> WHAT IS NEEDED
Find the string "text" in the data, then copy every line where it is found.

** START SOURCE MATERIAL **

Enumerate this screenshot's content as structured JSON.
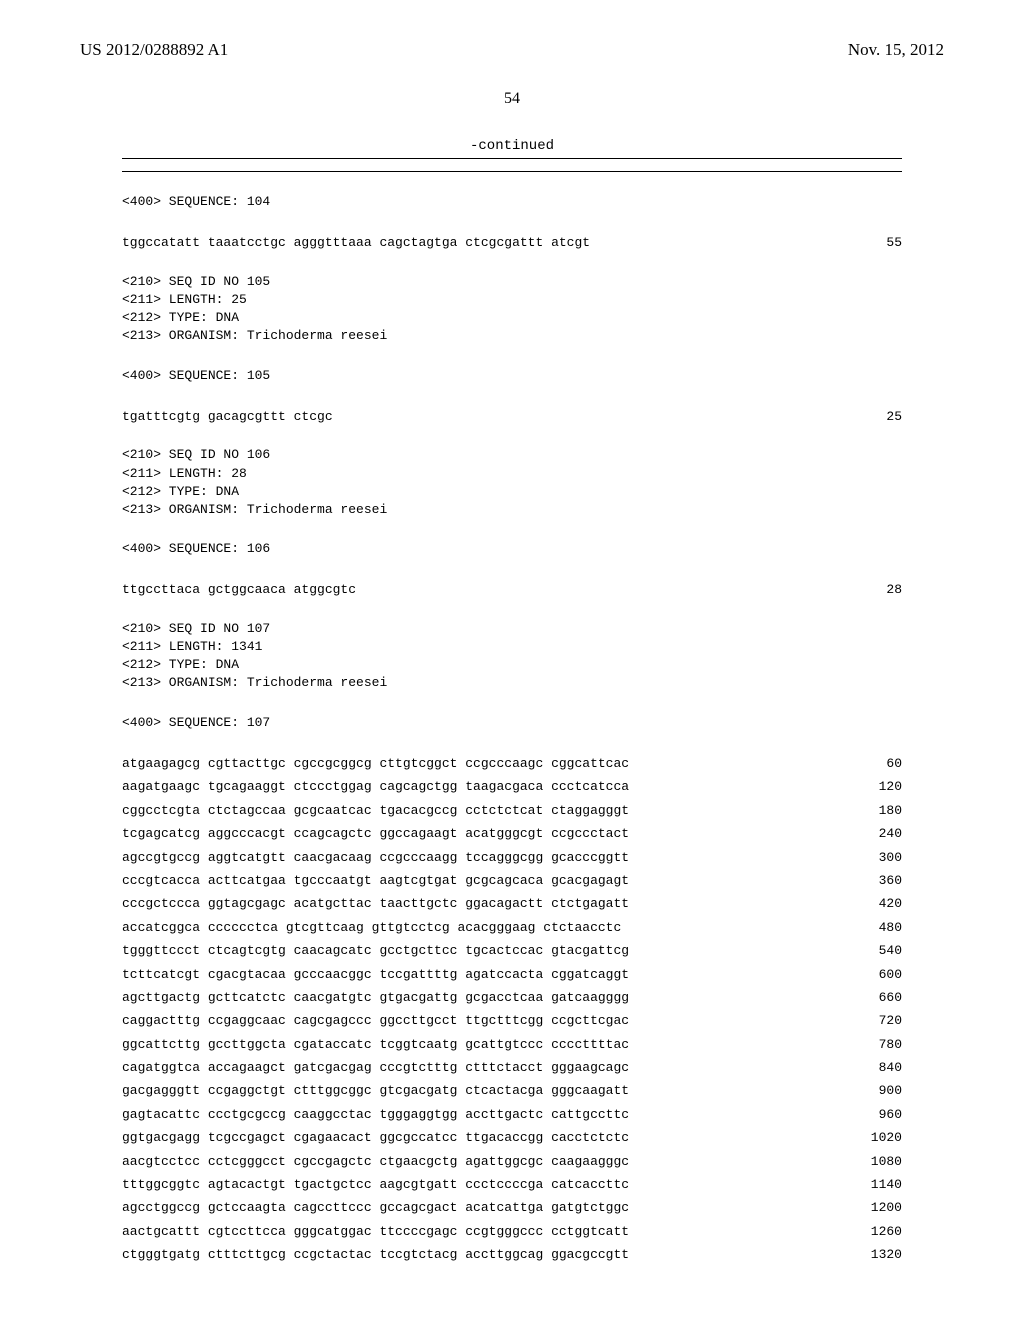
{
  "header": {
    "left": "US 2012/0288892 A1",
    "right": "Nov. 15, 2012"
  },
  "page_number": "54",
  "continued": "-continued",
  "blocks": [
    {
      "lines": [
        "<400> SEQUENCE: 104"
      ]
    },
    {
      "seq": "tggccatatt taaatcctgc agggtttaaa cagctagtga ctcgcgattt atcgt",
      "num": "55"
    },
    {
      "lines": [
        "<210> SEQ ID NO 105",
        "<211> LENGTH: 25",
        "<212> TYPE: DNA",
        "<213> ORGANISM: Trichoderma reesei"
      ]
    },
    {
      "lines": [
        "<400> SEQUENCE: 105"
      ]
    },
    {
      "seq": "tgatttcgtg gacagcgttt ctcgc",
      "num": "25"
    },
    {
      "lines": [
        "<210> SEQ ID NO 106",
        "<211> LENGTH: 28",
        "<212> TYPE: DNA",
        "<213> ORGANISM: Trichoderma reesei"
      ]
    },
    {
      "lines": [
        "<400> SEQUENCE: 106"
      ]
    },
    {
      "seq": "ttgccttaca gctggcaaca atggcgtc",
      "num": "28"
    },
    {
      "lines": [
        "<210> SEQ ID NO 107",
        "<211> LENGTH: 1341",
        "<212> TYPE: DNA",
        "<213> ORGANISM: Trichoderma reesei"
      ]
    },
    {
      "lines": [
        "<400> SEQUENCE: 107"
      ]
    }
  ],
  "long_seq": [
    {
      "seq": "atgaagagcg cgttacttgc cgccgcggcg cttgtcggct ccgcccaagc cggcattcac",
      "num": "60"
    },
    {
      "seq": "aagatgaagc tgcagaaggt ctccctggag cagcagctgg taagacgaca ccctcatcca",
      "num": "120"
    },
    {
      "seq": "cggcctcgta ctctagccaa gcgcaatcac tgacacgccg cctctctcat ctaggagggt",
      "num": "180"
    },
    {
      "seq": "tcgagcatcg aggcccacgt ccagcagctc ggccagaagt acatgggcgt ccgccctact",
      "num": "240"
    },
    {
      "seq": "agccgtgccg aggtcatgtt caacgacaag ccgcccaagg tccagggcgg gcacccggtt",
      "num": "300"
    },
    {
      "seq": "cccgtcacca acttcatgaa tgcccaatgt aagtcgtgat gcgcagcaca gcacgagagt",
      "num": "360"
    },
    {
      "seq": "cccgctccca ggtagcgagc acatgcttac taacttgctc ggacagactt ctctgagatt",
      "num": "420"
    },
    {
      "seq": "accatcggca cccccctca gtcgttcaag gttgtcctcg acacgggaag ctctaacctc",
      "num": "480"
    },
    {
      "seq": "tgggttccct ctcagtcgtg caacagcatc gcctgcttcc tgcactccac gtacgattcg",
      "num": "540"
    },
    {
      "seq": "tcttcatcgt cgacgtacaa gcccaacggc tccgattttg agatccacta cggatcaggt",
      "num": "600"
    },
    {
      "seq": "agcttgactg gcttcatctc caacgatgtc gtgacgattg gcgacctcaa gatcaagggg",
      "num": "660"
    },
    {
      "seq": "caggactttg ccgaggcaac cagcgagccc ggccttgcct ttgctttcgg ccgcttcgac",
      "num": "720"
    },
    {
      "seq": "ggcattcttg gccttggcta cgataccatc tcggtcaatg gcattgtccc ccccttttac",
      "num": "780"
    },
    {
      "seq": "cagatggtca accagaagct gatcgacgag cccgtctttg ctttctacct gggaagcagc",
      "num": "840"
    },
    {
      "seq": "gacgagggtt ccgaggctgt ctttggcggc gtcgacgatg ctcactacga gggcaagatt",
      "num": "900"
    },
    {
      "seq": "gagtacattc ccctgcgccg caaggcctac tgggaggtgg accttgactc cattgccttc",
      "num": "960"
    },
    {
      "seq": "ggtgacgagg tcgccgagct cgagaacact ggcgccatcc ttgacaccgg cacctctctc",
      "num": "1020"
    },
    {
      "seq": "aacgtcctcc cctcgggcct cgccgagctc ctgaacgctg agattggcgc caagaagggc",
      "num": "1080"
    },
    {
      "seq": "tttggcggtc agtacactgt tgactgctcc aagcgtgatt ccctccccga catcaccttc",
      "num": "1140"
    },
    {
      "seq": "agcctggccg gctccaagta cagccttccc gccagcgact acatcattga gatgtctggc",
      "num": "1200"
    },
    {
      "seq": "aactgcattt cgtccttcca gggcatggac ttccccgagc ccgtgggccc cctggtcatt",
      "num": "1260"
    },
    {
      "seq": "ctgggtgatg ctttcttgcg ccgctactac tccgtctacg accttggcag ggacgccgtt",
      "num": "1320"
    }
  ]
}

** END SOURCE MATERIAL **
** START SOURCE MATERIAL **

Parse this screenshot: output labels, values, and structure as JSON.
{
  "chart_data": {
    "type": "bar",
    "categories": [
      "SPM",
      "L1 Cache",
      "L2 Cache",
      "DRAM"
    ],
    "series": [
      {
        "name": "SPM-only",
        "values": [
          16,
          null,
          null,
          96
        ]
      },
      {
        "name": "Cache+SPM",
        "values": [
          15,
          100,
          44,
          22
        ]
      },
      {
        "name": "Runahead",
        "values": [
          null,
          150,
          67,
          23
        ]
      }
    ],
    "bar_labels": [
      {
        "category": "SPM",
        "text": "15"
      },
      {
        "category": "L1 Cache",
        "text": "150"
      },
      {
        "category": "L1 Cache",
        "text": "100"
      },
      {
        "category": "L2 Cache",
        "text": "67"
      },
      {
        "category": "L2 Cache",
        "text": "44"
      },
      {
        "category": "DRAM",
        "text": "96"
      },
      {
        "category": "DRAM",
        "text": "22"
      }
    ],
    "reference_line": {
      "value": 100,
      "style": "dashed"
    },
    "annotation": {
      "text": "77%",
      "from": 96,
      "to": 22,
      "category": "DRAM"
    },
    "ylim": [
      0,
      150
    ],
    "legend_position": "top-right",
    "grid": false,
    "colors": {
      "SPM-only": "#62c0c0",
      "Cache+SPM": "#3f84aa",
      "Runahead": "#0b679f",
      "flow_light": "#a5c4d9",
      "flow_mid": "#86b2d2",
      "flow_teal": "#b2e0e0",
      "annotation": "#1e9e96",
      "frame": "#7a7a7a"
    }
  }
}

** END SOURCE MATERIAL **
** START SOURCE MATERIAL **

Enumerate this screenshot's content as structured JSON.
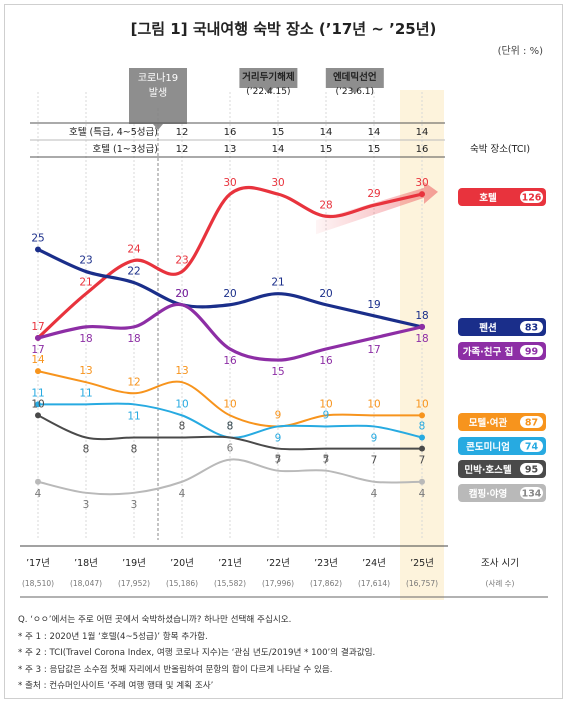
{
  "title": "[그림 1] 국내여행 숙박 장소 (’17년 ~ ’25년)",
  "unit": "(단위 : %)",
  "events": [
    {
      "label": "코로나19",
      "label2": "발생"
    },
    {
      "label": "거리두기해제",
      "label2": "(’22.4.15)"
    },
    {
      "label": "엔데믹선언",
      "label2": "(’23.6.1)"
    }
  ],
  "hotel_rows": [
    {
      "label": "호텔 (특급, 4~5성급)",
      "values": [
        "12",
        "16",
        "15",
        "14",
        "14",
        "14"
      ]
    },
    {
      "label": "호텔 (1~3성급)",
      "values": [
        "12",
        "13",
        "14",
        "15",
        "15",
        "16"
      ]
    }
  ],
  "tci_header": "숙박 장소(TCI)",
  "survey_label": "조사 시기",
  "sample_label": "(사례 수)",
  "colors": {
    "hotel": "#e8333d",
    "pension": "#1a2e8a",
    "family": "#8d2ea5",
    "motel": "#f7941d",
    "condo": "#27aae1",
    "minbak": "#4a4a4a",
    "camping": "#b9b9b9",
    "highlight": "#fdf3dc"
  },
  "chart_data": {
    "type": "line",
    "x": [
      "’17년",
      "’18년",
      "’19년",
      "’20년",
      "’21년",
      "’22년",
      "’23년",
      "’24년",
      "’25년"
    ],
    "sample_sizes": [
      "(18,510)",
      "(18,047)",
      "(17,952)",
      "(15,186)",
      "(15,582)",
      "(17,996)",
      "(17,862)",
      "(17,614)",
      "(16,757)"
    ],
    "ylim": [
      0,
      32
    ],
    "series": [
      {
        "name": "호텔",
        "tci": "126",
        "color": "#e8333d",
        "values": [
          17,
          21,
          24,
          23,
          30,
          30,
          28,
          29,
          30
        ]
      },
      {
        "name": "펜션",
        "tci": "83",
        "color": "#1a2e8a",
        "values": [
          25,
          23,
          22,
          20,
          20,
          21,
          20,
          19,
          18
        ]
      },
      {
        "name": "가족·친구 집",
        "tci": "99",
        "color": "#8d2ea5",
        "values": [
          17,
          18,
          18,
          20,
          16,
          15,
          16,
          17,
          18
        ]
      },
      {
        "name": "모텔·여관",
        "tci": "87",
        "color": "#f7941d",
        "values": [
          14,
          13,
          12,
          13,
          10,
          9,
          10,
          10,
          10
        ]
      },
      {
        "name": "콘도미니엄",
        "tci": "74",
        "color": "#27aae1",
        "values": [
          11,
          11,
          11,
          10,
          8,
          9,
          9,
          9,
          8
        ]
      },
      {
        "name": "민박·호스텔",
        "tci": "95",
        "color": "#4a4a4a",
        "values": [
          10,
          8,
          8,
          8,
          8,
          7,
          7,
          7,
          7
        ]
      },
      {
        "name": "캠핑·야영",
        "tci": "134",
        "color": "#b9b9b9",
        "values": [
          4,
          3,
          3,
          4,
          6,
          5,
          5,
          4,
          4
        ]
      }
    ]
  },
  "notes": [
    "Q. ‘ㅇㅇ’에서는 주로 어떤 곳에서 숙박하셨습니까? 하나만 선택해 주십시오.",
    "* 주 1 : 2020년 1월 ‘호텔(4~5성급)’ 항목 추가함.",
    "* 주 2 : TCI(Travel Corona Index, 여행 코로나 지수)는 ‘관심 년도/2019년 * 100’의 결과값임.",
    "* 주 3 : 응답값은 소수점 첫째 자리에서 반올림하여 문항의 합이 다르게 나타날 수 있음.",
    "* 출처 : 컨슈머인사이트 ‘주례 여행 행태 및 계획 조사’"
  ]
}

** END SOURCE MATERIAL **

> TASK RESULT
        "text": "15"
        "text": "150"
        "text": "100"
        "text": "67"
        "text": "44"
        "text": "96"
        "text": "22"
      "text": "77%",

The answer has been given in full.